== Problem ==
Reproduce each line bearing the word "Fast".

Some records
>>>

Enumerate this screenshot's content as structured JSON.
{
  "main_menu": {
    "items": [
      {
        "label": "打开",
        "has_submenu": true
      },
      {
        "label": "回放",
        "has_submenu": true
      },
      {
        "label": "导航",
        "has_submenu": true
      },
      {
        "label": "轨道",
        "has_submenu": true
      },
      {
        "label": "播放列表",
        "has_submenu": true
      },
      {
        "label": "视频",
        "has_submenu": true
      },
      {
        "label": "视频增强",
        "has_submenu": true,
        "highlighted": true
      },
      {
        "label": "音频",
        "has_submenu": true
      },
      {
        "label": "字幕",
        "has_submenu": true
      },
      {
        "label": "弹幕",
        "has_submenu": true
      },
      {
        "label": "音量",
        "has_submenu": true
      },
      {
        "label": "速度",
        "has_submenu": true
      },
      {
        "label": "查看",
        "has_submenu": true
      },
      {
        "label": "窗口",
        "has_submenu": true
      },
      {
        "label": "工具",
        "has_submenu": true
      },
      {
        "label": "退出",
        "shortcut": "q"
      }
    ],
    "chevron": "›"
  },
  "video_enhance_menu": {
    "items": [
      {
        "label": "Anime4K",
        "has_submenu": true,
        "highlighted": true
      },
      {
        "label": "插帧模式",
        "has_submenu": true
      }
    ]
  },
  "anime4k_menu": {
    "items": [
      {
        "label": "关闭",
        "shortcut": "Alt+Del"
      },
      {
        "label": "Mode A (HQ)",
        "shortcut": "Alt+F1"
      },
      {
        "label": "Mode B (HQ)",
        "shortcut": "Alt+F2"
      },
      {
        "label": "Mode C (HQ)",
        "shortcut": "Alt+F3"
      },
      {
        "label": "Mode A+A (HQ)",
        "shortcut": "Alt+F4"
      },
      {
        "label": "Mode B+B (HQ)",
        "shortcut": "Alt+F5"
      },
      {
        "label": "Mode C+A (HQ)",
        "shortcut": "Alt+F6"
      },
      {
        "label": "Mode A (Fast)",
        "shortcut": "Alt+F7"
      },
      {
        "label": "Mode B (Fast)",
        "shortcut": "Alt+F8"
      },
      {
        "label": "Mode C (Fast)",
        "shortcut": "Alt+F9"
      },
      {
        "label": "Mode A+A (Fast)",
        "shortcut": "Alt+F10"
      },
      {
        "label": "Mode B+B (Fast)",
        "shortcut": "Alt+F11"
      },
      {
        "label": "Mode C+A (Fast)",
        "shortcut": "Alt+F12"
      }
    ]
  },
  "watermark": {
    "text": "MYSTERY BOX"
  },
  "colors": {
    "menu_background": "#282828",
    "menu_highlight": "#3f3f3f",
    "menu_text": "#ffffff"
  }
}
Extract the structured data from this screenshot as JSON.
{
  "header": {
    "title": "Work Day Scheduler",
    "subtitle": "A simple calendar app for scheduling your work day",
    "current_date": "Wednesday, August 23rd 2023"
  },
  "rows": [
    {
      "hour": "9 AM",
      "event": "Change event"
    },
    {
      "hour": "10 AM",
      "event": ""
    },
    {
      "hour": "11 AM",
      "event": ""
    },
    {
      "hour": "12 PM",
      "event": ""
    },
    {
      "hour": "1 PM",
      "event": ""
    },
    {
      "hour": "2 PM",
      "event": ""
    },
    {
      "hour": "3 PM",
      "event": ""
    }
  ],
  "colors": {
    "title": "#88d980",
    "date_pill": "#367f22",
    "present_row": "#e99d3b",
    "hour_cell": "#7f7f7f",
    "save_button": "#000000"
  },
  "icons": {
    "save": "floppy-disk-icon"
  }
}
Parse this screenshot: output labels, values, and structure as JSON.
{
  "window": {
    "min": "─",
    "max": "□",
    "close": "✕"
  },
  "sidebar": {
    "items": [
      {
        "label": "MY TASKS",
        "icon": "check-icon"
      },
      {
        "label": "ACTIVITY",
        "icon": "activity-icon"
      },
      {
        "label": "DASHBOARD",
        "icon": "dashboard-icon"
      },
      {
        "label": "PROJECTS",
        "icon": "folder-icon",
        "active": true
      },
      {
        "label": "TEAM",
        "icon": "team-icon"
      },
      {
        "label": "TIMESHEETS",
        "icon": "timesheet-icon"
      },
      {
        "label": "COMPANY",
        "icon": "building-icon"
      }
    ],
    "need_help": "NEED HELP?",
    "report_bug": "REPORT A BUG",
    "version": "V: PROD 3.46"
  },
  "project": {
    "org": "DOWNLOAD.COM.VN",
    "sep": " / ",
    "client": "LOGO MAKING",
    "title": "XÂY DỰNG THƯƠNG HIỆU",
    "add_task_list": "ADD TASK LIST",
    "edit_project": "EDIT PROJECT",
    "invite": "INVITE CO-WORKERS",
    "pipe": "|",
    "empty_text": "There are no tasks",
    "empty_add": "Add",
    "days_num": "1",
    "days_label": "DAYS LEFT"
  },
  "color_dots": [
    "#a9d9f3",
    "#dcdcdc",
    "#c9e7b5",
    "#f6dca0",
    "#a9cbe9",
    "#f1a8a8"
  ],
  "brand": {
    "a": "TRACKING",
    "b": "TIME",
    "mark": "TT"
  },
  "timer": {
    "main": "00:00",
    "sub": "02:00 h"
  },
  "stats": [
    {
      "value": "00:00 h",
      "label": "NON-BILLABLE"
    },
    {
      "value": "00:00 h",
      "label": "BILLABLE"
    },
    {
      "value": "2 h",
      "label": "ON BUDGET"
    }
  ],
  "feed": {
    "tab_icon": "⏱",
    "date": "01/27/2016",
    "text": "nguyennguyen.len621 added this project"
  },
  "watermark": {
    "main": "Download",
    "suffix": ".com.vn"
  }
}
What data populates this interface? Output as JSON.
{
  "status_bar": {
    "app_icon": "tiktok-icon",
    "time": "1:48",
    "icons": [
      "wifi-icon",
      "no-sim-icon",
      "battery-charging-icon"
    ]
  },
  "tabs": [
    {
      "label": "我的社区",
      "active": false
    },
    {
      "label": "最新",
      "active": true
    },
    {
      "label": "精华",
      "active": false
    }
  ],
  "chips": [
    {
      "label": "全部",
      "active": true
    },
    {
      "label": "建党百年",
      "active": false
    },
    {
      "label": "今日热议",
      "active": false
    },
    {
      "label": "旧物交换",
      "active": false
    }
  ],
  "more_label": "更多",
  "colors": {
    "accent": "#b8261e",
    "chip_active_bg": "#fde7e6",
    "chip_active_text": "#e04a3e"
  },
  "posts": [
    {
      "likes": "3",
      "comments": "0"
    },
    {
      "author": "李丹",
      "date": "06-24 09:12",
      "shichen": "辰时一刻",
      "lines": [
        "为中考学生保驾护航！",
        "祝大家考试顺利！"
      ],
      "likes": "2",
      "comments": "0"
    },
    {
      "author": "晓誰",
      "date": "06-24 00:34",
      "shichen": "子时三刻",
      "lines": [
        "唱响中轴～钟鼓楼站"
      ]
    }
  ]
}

<<<

== Task solution ==
        "label": "Mode A (Fast)",
        "label": "Mode B (Fast)",
        "label": "Mode C (Fast)",
        "label": "Mode A+A (Fast)",
        "label": "Mode B+B (Fast)",
        "label": "Mode C+A (Fast)",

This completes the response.